■ **WORK REQUIRED**: Check every line of the data below for the string "content", and copy the ones that hold it.

(Part of a data file)
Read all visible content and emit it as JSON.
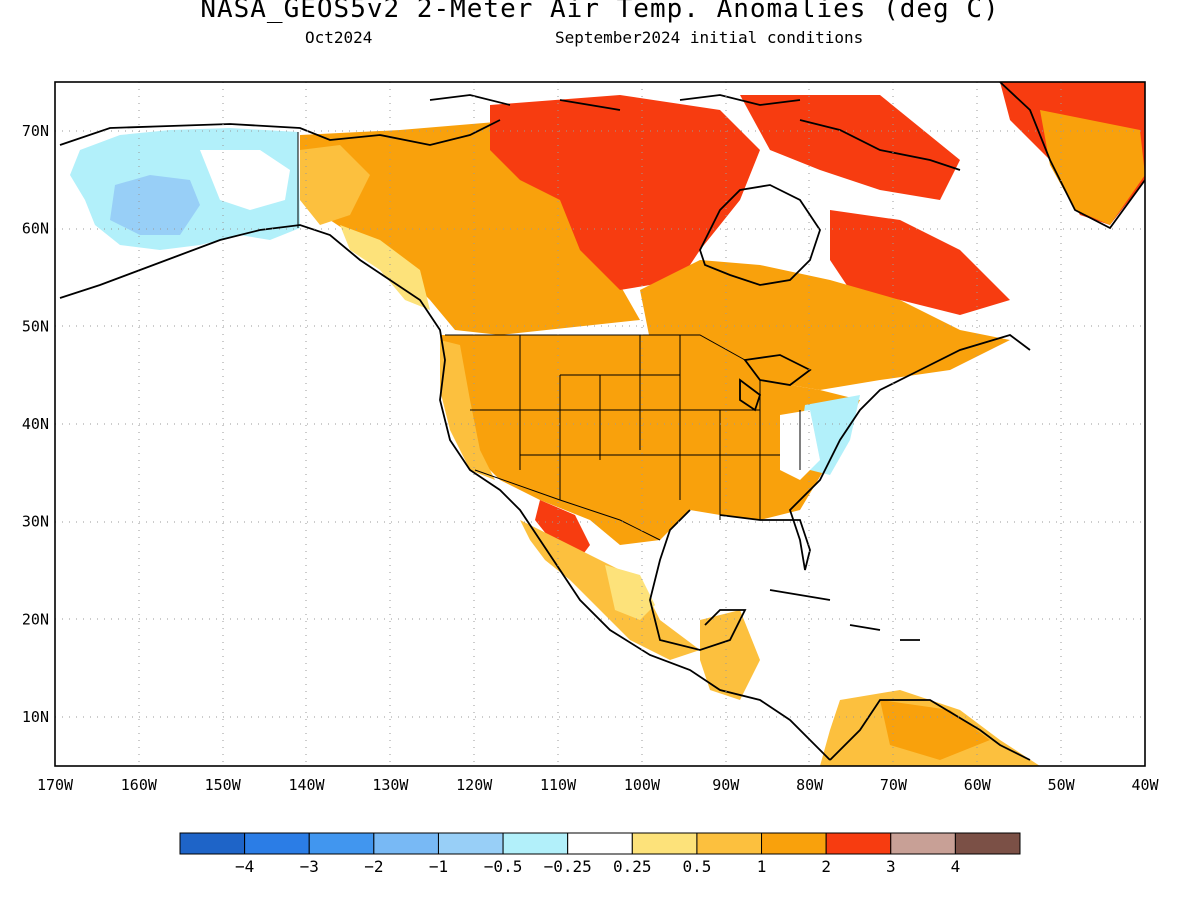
{
  "title": "NASA_GEOS5v2 2-Meter Air Temp. Anomalies (deg C)",
  "subtitle_left": "Oct2024",
  "subtitle_right": "September2024 initial conditions",
  "map": {
    "lon_range": [
      -170,
      -40
    ],
    "lat_range": [
      5,
      75
    ],
    "lon_ticks": [
      "170W",
      "160W",
      "150W",
      "140W",
      "130W",
      "120W",
      "110W",
      "100W",
      "90W",
      "80W",
      "70W",
      "60W",
      "50W",
      "40W"
    ],
    "lat_ticks": [
      "10N",
      "20N",
      "30N",
      "40N",
      "50N",
      "60N",
      "70N"
    ]
  },
  "colorbar": {
    "labels": [
      "-4",
      "-3",
      "-2",
      "-1",
      "-0.5",
      "-0.25",
      "0.25",
      "0.5",
      "1",
      "2",
      "3",
      "4"
    ],
    "colors": [
      "#1e64c8",
      "#2b7de6",
      "#4196ef",
      "#78b9f5",
      "#98cff7",
      "#b2f0fa",
      "#ffffff",
      "#fde27a",
      "#fcc03e",
      "#f9a10c",
      "#f73c10",
      "#c8a096",
      "#7b5046"
    ]
  }
}
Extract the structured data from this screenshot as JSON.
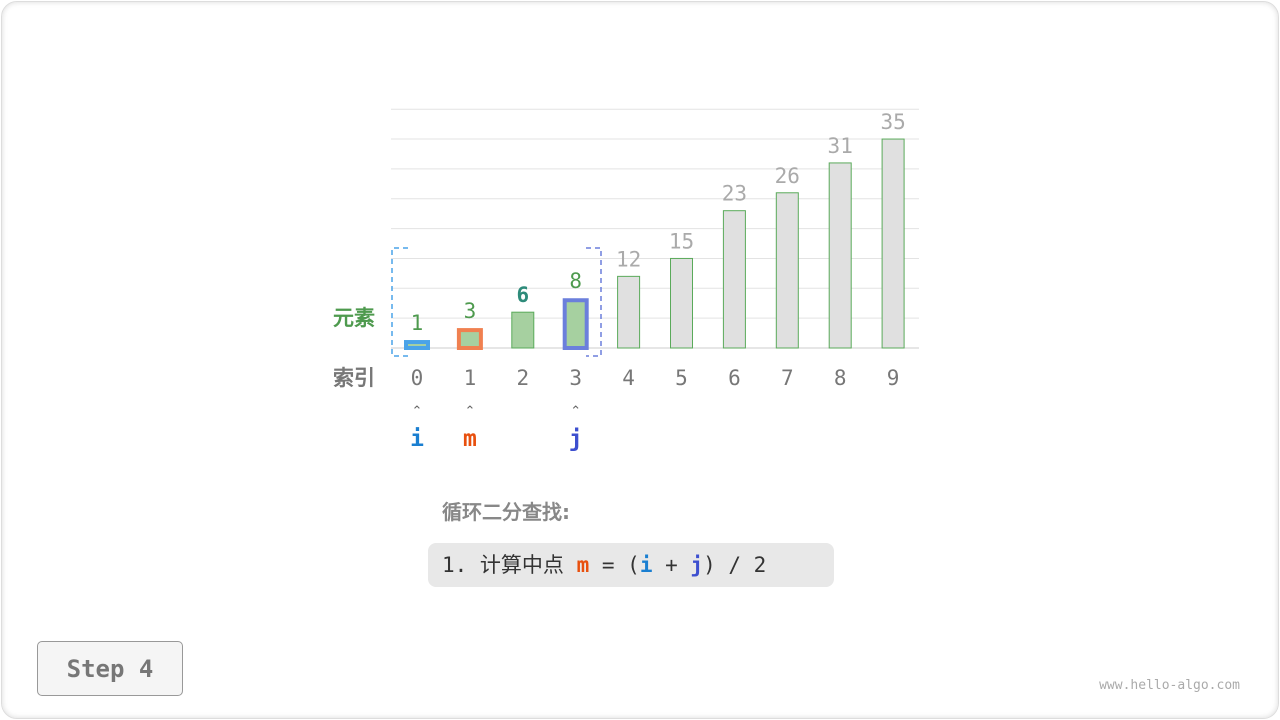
{
  "chart_data": {
    "type": "bar",
    "categories": [
      "0",
      "1",
      "2",
      "3",
      "4",
      "5",
      "6",
      "7",
      "8",
      "9"
    ],
    "values": [
      1,
      3,
      6,
      8,
      12,
      15,
      23,
      26,
      31,
      35
    ],
    "row_labels": {
      "elements": "元素",
      "index": "索引"
    },
    "ylim": [
      0,
      40
    ],
    "grid": true,
    "pointers": [
      {
        "name": "i",
        "index": 0,
        "color": "#1a7fd1"
      },
      {
        "name": "m",
        "index": 1,
        "color": "#e8500e"
      },
      {
        "name": "j",
        "index": 3,
        "color": "#3d4fcf"
      }
    ],
    "search_range": [
      0,
      3
    ]
  },
  "colors": {
    "bar_active": "#a6d0a0",
    "bar_inactive": "#e0e0e0",
    "bar_stroke": "#5aaa5a",
    "i": "#1a7fd1",
    "m": "#e8500e",
    "j": "#3d4fcf",
    "highlight_value": "#2e8b7a"
  },
  "caption": {
    "title": "循环二分查找:",
    "step_prefix": "1. 计算中点 ",
    "m": "m",
    "eq": " = (",
    "i": "i",
    "plus": " + ",
    "j": "j",
    "tail": ") / 2"
  },
  "step_label": "Step 4",
  "watermark": "www.hello-algo.com"
}
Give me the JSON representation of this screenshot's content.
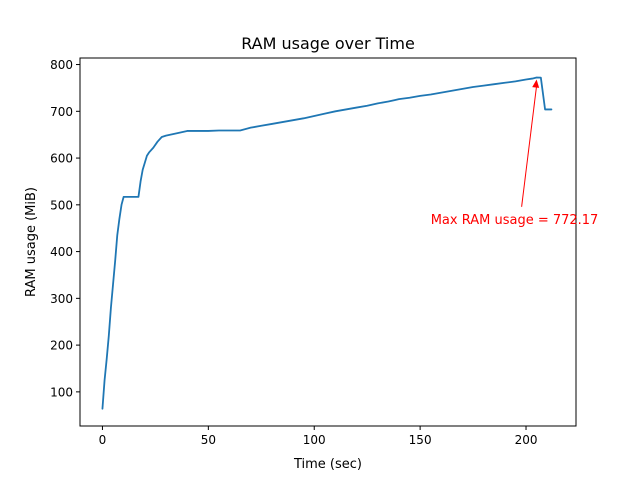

■ **OUTPUT**:
Read all visible content and emit it as JSON.
Give me the JSON representation of this screenshot's content.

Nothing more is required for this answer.